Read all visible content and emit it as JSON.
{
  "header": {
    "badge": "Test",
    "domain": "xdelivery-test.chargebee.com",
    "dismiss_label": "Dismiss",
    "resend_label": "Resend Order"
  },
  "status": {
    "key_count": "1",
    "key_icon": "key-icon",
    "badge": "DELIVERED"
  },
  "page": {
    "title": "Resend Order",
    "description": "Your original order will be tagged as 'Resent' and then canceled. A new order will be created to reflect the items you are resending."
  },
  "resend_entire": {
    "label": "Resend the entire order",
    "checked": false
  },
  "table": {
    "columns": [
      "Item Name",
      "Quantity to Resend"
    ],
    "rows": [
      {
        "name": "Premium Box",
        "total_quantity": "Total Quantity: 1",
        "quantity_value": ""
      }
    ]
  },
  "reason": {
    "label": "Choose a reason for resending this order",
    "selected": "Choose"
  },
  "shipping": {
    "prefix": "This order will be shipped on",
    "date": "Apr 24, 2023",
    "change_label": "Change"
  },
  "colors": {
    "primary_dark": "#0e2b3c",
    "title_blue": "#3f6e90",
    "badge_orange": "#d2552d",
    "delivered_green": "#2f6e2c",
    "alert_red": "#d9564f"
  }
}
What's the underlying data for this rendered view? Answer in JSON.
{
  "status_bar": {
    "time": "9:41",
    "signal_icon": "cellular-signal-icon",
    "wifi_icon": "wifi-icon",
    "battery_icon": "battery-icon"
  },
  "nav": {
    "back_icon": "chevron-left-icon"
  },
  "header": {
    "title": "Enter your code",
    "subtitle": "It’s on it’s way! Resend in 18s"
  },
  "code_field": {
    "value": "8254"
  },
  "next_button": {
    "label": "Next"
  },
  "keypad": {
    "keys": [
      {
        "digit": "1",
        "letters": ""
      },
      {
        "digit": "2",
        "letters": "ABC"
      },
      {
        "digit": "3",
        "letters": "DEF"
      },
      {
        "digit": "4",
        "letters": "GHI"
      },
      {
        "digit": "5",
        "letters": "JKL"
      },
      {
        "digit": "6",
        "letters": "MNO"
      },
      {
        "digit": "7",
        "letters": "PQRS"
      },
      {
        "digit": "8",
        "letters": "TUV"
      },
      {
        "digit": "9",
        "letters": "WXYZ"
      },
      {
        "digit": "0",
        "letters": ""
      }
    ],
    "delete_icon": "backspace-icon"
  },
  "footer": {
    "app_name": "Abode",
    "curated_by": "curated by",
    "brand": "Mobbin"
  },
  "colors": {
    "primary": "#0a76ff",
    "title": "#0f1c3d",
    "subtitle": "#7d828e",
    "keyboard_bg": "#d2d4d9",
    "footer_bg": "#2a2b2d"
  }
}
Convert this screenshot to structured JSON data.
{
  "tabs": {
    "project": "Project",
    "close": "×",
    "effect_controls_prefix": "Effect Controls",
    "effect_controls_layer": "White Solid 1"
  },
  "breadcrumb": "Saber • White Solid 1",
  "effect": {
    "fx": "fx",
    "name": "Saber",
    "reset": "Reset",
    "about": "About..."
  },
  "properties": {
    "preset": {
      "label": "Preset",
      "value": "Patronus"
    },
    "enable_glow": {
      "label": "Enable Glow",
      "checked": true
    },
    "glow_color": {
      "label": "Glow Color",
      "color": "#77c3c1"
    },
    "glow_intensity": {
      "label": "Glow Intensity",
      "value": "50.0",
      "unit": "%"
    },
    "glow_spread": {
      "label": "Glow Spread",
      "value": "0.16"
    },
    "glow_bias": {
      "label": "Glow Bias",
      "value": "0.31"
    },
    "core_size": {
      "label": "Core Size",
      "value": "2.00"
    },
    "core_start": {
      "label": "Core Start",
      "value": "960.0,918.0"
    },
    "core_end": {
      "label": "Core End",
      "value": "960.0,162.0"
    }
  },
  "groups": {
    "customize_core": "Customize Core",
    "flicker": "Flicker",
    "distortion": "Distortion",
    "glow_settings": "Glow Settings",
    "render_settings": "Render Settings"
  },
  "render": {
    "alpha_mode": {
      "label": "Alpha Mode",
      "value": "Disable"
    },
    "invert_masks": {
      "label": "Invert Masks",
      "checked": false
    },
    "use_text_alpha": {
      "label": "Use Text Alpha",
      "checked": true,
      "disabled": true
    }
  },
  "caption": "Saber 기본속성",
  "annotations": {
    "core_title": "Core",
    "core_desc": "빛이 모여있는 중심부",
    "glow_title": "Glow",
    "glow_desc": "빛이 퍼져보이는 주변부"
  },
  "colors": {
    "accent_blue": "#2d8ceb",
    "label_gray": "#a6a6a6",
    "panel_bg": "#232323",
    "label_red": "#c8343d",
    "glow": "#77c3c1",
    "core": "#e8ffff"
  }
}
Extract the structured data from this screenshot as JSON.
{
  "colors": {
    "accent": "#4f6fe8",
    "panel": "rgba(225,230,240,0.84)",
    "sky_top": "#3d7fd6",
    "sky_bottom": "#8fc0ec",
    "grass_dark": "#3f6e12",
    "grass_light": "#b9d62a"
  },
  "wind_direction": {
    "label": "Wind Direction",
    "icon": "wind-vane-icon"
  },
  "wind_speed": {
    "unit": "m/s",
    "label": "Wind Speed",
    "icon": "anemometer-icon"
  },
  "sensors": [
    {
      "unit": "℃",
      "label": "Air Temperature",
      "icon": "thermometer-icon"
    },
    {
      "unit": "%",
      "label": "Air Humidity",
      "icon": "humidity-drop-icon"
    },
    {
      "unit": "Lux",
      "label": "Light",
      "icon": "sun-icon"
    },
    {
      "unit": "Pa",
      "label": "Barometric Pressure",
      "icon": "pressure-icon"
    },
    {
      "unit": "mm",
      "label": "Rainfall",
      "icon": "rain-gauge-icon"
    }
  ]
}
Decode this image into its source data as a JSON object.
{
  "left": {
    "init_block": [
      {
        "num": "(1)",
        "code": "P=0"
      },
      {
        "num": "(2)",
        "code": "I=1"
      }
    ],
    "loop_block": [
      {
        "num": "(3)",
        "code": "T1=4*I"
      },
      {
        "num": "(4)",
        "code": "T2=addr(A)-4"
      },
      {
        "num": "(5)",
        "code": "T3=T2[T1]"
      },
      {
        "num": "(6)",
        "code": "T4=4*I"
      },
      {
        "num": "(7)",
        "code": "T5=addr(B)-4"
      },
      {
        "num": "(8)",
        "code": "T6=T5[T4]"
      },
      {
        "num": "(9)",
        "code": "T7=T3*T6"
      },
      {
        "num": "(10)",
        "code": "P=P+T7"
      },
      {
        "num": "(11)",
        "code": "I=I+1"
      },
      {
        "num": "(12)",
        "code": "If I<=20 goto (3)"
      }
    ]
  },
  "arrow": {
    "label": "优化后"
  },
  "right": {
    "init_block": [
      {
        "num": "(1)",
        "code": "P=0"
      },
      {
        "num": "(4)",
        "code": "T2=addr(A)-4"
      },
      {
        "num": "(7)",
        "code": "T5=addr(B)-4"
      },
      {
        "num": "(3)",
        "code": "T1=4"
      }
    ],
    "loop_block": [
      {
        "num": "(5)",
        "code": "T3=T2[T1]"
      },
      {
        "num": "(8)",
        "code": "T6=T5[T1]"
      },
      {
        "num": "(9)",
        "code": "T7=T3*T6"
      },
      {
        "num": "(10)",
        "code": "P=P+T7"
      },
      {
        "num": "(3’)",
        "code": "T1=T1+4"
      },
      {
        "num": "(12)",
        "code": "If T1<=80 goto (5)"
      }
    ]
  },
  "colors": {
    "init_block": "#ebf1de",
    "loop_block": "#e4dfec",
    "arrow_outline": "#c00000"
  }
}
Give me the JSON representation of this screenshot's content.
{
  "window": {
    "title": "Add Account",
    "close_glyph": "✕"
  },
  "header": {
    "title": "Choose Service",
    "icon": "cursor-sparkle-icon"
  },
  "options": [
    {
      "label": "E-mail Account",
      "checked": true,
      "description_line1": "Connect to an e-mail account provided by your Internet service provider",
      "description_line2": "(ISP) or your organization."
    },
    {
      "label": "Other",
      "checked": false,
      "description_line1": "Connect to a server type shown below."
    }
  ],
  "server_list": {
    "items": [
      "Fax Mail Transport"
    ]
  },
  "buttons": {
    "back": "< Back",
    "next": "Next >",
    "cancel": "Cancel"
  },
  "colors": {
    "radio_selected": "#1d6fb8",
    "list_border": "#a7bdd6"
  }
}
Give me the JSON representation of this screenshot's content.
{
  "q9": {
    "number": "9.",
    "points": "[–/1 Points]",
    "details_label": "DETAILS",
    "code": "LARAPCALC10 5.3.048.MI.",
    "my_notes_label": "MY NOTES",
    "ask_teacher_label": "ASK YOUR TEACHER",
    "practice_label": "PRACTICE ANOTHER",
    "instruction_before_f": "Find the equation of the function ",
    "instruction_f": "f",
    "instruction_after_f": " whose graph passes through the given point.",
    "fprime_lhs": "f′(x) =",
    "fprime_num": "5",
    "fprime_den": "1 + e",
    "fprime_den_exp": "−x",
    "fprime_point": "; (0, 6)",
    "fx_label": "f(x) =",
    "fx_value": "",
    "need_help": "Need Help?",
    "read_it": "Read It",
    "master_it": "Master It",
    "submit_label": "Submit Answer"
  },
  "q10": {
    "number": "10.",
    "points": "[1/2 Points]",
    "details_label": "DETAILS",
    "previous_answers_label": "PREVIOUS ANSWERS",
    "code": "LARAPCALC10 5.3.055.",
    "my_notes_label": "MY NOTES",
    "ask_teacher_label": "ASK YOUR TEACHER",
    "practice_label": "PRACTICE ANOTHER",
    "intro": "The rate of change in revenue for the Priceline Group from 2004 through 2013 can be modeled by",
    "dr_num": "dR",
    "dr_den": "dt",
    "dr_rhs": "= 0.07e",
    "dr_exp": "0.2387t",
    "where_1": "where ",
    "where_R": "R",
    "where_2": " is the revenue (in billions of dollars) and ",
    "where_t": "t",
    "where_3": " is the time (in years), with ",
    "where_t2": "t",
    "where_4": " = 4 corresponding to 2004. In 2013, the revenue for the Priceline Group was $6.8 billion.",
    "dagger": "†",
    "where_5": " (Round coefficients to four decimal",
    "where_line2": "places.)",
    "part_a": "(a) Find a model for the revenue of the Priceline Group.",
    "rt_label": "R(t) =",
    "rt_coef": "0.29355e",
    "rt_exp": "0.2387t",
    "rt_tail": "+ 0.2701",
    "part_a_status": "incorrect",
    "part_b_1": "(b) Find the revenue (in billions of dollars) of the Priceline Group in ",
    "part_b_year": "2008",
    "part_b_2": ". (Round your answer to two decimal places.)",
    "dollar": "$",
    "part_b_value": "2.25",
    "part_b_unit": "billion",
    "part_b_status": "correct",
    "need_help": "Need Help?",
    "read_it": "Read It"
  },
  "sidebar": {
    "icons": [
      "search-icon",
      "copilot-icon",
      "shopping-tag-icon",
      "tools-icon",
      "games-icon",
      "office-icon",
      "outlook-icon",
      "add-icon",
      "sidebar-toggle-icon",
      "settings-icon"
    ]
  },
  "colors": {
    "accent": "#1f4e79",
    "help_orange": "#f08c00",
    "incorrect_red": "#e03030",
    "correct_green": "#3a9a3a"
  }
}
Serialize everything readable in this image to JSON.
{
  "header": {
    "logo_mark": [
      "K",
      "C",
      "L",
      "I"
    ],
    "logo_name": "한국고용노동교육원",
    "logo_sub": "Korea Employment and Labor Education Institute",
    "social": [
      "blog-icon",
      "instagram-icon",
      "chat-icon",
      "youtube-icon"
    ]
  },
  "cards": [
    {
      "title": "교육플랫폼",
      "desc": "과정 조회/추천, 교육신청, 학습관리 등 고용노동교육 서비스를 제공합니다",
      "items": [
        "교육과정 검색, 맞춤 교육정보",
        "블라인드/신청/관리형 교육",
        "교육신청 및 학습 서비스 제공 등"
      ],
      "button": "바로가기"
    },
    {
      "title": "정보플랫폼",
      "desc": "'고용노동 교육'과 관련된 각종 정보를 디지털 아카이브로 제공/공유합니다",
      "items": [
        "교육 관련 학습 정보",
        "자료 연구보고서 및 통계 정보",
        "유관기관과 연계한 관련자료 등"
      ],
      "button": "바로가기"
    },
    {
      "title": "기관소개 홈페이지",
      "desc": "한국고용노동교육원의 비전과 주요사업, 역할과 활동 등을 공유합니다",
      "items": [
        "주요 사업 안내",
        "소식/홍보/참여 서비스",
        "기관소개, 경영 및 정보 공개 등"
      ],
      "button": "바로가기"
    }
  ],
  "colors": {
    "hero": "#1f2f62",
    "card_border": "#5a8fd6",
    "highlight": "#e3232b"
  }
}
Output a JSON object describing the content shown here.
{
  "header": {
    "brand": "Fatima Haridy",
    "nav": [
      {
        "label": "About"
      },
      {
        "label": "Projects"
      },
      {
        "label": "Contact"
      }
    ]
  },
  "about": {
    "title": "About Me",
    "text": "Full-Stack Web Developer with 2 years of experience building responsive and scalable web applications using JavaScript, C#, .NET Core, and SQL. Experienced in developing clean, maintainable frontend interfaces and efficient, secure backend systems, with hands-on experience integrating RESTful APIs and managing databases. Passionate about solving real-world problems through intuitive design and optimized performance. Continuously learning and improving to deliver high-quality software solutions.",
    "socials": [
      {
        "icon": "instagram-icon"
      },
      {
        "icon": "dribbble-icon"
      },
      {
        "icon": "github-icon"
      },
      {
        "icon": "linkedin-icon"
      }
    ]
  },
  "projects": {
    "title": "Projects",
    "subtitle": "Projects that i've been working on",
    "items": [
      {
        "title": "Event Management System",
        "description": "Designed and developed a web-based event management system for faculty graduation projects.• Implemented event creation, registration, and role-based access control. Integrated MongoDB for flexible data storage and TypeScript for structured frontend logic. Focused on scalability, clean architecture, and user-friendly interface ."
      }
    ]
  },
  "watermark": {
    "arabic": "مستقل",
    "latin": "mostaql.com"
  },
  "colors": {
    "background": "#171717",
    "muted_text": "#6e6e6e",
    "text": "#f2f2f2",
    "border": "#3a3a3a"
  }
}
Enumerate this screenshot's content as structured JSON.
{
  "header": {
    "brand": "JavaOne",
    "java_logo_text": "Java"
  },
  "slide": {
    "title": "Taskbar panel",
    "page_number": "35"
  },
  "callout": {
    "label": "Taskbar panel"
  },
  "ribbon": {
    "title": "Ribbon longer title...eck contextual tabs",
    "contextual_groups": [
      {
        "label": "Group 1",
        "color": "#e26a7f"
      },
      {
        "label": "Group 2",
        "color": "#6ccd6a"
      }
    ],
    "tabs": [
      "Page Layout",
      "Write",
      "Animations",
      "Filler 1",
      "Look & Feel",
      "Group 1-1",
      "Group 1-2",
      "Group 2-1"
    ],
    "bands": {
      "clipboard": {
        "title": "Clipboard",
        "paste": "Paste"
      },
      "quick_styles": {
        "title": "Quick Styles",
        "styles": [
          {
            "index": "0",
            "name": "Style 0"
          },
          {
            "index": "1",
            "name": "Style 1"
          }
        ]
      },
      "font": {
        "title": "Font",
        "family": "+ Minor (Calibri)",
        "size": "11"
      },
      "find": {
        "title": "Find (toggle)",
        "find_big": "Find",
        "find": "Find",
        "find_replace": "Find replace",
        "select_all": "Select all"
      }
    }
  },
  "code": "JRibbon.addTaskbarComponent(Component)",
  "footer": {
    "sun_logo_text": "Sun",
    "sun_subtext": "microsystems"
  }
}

*GOAL OF THE EXERCISE*
Find each line holding "toggle". Copy it out.

*ANSWER BELOW*
      "sidebar-toggle-icon",
        "title": "Find (toggle)",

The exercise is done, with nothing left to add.